Stored records
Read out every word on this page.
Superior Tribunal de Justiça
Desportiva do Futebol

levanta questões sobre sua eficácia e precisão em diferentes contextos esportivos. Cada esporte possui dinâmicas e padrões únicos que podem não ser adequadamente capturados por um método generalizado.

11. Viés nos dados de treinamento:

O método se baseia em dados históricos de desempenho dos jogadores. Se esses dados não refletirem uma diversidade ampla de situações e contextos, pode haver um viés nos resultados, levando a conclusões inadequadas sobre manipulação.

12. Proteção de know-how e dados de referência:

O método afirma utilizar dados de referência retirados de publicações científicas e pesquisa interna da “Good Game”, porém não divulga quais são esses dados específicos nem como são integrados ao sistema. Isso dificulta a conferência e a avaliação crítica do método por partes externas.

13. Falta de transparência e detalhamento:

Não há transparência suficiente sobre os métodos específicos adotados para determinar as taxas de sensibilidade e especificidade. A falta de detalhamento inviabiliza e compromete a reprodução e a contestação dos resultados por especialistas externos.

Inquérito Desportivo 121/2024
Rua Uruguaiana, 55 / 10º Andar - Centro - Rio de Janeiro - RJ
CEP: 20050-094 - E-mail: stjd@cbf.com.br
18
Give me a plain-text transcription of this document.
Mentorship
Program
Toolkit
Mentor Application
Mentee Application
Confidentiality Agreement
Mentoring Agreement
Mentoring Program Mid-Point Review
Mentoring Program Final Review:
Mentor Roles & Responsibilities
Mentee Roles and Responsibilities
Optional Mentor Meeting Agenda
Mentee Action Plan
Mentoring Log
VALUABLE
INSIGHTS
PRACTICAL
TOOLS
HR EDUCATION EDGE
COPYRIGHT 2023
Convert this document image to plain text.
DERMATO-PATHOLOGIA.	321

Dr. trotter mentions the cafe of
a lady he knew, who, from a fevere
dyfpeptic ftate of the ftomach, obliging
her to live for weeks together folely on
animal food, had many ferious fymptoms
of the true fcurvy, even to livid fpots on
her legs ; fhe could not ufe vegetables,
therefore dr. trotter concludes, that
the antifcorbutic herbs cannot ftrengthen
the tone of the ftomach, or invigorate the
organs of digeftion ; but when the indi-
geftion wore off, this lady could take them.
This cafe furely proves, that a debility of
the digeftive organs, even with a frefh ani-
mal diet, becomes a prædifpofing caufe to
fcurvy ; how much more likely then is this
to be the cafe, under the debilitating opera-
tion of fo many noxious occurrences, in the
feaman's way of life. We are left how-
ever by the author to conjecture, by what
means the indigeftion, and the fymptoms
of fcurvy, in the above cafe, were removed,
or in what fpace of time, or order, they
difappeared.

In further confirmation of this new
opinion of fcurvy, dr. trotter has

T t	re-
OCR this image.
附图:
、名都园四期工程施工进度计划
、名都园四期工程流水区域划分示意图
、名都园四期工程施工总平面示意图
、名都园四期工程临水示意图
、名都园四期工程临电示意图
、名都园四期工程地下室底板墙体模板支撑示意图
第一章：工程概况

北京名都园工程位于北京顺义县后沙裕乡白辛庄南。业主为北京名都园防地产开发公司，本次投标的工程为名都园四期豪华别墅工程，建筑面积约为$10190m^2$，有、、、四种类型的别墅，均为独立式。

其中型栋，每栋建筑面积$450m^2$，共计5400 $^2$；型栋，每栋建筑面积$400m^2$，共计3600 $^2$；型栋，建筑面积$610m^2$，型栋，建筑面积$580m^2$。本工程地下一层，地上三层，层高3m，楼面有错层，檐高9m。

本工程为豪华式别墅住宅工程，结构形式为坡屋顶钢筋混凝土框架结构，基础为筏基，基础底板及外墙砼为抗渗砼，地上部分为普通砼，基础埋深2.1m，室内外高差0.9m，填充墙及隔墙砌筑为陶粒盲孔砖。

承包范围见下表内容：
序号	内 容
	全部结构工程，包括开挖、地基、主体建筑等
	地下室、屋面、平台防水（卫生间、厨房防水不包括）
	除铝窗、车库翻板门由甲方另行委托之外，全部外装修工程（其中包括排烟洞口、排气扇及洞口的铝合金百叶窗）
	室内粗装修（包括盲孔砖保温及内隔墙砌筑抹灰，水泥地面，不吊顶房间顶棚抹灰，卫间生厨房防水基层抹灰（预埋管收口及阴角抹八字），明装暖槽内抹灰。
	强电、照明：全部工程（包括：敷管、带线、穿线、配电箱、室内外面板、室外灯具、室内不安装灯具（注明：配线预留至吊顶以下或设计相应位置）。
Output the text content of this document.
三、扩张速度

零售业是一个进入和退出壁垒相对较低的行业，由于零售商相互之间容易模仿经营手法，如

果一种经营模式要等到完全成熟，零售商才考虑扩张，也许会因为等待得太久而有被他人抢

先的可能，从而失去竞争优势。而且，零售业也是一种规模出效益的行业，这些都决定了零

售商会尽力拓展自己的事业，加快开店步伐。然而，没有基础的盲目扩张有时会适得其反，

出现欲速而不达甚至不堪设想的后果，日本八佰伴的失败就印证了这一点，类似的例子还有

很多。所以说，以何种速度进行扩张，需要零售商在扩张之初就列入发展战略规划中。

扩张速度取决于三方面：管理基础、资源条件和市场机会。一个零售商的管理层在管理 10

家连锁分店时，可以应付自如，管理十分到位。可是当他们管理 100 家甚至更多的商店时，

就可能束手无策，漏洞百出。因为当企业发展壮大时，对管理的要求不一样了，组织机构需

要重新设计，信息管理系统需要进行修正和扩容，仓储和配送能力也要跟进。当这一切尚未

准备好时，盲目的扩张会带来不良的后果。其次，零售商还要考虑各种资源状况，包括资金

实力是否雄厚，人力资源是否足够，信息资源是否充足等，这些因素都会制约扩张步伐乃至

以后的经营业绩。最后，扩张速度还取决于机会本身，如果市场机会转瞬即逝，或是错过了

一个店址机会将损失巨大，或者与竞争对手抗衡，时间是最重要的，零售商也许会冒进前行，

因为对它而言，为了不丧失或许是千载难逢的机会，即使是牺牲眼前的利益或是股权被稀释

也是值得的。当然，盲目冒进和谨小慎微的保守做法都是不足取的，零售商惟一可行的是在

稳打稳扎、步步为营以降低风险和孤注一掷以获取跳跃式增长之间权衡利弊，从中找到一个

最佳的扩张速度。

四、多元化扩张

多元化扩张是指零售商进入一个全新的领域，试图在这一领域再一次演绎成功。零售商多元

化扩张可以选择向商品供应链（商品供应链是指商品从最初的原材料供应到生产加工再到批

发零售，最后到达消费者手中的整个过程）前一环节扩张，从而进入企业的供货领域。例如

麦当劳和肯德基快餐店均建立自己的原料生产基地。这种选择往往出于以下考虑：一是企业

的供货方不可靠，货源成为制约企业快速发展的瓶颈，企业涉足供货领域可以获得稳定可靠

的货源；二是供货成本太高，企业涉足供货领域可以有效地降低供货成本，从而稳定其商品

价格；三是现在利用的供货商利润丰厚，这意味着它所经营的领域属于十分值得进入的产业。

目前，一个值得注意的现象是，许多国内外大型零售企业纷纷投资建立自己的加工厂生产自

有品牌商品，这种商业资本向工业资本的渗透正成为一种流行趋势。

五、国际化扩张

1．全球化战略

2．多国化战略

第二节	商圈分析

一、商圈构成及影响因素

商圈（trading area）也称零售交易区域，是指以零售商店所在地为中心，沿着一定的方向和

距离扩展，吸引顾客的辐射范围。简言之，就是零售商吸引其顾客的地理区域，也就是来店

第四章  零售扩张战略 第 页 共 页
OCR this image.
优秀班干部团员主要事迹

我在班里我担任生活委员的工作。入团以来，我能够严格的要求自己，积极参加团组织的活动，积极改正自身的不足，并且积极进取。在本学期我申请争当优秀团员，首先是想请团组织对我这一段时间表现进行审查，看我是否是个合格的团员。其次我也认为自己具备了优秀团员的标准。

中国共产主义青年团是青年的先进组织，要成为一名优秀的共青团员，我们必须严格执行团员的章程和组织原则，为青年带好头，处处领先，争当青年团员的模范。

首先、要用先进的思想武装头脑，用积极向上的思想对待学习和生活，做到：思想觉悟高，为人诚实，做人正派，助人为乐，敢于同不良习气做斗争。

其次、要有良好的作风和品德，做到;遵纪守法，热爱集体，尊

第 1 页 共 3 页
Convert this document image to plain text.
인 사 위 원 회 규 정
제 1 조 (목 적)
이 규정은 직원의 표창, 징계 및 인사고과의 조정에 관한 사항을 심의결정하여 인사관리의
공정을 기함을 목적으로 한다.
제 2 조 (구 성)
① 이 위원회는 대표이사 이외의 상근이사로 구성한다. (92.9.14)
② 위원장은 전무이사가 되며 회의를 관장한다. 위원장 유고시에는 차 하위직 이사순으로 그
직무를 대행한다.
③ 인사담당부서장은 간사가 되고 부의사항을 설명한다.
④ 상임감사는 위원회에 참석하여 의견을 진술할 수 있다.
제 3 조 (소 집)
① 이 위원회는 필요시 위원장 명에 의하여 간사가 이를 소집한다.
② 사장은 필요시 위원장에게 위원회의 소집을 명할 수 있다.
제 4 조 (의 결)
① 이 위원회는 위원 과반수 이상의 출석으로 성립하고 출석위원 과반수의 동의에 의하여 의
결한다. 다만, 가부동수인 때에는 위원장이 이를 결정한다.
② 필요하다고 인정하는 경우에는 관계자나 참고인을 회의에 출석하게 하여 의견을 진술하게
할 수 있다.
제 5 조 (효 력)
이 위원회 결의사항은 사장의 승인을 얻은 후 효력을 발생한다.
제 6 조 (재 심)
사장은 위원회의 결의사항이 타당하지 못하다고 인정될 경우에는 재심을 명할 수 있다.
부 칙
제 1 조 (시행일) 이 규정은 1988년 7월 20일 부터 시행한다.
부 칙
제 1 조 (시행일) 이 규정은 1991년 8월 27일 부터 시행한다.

- [WHAT YOU NEED TO DO]:
Using the records above, gather all lines where the string "sobre" is present.

- [SOLUTION FOR THIS PROBLEM]:
levanta questões sobre sua eficácia e precisão em diferentes contextos esportivos. Cada esporte possui dinâmicas e padrões únicos que podem não ser adequadamente capturados por um método generalizado.
O método se baseia em dados históricos de desempenho dos jogadores. Se esses dados não refletirem uma diversidade ampla de situações e contextos, pode haver um viés nos resultados, levando a conclusões inadequadas sobre manipulação.
Não há transparência suficiente sobre os métodos específicos adotados para determinar as taxas de sensibilidade e especificidade. A falta de detalhamento inviabiliza e compromete a reprodução e a contestação dos resultados por especialistas externos.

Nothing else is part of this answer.